■ The problem ■
Locate all lines in the data below that hold "alimentation" and show them.

■ Structured figure records ■
+---+

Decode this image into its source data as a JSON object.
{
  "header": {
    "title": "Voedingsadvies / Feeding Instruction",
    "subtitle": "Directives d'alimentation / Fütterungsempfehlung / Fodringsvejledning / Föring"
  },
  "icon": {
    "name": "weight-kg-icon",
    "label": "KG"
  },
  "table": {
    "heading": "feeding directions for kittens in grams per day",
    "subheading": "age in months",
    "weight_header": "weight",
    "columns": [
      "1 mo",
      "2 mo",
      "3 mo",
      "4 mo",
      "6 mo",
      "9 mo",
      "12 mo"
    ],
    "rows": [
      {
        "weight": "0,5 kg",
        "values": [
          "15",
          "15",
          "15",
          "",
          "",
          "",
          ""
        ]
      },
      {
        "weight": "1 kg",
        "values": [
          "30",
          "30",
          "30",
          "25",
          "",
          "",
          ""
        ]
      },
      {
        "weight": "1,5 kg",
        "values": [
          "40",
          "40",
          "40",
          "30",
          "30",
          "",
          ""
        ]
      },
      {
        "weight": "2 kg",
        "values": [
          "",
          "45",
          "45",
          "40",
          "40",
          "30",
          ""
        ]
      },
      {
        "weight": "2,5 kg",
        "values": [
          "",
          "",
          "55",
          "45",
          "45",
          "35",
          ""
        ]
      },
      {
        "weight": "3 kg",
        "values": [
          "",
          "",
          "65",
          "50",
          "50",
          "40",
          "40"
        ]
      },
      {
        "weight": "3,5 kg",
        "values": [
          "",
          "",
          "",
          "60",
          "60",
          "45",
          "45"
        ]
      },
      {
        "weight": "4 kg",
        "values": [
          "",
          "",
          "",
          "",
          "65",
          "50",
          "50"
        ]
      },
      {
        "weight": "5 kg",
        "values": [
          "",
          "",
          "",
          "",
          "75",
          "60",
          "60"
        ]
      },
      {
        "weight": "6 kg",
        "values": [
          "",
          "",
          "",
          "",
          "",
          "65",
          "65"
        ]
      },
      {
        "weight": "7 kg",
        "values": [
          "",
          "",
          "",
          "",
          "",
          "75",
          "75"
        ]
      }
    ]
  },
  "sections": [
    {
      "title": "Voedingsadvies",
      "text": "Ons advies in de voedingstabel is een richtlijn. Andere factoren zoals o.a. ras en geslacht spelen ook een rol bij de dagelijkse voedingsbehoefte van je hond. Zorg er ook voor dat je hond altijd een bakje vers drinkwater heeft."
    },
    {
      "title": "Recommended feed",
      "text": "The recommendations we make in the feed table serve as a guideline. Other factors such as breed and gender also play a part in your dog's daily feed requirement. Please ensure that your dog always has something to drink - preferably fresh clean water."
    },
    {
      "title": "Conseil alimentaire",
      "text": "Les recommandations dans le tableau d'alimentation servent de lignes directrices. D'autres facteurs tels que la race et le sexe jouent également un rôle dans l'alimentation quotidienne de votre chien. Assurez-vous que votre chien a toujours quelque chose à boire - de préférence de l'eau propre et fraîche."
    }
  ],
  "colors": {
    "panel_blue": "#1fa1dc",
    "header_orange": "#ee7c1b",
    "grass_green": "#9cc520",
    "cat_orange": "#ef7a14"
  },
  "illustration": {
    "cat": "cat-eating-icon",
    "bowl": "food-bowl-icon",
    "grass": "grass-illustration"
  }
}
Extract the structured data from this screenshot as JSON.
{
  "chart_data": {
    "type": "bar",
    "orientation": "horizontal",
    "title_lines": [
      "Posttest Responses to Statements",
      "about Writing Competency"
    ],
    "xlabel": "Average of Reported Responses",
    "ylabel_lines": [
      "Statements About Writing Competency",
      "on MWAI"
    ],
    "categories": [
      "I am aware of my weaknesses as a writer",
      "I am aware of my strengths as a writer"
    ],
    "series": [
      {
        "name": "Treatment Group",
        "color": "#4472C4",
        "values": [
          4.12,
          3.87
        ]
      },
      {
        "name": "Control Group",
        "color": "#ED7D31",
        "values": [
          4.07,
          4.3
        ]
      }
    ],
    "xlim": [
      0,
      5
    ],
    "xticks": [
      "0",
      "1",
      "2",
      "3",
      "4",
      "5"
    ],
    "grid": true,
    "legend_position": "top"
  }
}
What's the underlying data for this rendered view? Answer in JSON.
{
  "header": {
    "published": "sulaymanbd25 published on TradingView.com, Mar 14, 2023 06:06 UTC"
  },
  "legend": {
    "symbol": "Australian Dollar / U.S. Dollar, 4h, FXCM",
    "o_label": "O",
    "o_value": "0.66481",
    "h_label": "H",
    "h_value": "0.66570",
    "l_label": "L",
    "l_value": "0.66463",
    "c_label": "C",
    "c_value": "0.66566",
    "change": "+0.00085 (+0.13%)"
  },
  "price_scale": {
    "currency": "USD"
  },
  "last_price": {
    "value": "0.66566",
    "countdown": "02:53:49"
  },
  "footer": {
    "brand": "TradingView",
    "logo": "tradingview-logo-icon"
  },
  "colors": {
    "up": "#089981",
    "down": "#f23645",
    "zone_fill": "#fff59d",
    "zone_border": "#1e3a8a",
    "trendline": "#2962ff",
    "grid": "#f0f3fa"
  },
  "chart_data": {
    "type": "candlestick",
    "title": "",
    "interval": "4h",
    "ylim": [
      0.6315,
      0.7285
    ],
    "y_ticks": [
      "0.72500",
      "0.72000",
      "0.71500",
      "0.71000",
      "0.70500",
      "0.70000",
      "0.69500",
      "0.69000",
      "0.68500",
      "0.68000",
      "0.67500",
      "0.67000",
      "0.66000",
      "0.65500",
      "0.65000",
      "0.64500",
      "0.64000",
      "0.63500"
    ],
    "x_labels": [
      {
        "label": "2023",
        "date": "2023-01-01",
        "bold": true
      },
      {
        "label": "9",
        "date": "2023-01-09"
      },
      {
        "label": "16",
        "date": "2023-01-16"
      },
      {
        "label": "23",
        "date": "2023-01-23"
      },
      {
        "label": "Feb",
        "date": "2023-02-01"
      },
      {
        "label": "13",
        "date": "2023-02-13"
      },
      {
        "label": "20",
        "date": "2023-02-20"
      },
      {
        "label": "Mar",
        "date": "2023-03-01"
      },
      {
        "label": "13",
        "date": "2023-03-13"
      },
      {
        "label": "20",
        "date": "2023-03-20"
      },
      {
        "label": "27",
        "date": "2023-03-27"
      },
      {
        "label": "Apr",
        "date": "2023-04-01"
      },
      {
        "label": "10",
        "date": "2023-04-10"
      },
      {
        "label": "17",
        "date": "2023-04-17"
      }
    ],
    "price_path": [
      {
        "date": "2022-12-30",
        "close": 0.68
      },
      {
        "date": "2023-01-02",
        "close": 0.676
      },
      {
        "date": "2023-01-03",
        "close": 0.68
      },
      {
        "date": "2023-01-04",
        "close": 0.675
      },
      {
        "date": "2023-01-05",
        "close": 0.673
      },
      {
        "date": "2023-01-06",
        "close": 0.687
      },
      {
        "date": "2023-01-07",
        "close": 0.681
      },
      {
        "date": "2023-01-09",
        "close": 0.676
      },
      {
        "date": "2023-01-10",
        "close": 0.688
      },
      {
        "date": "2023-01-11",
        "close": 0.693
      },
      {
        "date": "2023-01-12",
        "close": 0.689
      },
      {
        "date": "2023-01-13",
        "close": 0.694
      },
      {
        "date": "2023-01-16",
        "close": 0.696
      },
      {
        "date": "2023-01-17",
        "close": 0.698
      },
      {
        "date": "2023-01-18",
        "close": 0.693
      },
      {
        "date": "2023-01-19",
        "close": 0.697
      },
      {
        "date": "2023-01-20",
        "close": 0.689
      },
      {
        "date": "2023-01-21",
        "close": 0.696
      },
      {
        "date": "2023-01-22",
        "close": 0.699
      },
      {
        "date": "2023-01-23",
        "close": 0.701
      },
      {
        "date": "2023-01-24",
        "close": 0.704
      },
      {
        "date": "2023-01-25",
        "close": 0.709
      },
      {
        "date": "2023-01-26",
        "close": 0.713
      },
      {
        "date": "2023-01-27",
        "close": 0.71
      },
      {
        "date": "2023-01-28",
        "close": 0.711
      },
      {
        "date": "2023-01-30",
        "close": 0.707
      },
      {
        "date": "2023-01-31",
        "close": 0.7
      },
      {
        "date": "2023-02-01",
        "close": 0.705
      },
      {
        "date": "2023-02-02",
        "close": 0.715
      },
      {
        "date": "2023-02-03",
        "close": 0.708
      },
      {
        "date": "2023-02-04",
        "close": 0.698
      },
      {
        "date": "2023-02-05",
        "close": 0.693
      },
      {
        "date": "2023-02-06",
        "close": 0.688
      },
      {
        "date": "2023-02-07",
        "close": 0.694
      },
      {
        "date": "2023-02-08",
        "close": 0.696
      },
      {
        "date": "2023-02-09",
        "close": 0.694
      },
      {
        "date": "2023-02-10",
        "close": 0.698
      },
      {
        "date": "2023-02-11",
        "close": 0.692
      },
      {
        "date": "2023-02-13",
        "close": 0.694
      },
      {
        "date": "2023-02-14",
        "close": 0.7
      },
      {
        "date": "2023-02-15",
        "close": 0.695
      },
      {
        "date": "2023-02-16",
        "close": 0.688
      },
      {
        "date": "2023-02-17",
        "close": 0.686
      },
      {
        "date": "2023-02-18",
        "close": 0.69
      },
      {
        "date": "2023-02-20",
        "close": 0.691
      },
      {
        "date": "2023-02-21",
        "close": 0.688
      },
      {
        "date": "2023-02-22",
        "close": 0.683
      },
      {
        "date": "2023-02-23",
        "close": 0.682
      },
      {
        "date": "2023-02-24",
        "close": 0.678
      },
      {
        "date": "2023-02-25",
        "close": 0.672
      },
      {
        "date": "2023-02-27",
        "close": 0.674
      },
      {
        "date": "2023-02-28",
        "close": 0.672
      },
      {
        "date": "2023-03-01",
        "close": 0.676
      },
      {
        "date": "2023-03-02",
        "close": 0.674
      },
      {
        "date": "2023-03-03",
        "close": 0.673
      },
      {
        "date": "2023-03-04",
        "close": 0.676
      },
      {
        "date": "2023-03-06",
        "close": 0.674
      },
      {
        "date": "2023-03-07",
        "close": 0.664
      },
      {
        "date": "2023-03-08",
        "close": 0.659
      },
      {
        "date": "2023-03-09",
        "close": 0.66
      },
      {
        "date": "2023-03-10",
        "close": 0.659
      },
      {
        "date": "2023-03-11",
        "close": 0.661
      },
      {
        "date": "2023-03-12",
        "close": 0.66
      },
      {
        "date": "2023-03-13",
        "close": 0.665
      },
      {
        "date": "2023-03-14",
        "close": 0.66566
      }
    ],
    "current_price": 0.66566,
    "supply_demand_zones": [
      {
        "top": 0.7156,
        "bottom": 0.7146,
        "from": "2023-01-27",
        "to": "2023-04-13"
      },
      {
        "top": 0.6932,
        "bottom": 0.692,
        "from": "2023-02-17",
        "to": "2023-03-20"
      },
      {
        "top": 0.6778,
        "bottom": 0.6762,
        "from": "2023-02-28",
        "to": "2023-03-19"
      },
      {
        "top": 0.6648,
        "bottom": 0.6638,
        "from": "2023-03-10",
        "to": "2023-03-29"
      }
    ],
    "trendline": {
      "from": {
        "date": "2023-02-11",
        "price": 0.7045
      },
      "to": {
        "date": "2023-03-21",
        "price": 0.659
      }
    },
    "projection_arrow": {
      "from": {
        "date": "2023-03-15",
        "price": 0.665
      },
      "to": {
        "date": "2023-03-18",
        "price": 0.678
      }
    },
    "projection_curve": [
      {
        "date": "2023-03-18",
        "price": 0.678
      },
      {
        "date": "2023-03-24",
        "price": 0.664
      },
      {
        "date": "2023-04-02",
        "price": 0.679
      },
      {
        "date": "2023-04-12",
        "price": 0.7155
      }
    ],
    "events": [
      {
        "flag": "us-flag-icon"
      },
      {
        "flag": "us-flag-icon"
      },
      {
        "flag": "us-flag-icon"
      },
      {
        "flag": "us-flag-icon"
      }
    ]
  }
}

+---+

■ Task response ■
    "subtitle": "Directives d'alimentation / Fütterungsempfehlung / Fodringsvejledning / Föring"
      "text": "Les recommandations dans le tableau d'alimentation servent de lignes directrices. D'autres facteurs tels que la race et le sexe jouent également un rôle dans l'alimentation quotidienne de votre chien. Assurez-vous que votre chien a toujours quelque chose à boire - de préférence de l'eau propre et fraîche."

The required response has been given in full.